*Information given:*

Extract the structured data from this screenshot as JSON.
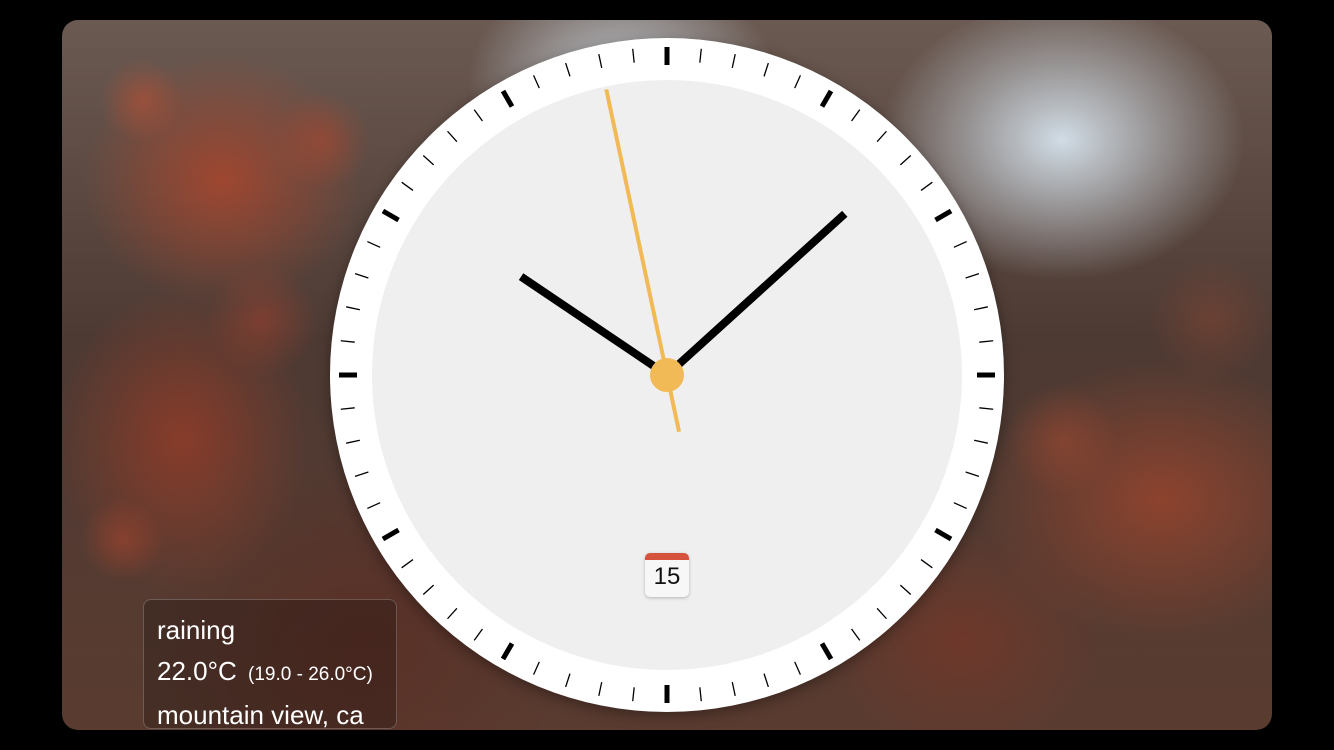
{
  "clock": {
    "time": {
      "hour": 10,
      "minute": 7,
      "second": 58
    },
    "date_day": "15",
    "colors": {
      "bezel": "#ffffff",
      "face": "#efefef",
      "hands": "#000000",
      "second_hand": "#f2b957",
      "date_band": "#d5533c"
    }
  },
  "weather": {
    "condition": "raining",
    "temperature": "22.0°C",
    "range": "(19.0 - 26.0°C)",
    "location": "mountain view, ca"
  }
}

*Aim:* Omit the pictures and output all of the other material exactly.

*Answer for this exercise:*
Extract the structured data from this screenshot as JSON.
{
  "clock": {
    "time": {
      "hour": 10,
      "minute": 7,
      "second": 58
    },
    "date_day": "15",
    "colors": {
      "bezel": "#ffffff",
      "face": "#efefef",
      "hands": "#000000",
      "second_hand": "#f2b957",
      "date_band": "#d5533c"
    }
  },
  "weather": {
    "condition": "raining",
    "temperature": "22.0°C",
    "range": "(19.0 - 26.0°C)",
    "location": "mountain view, ca"
  }
}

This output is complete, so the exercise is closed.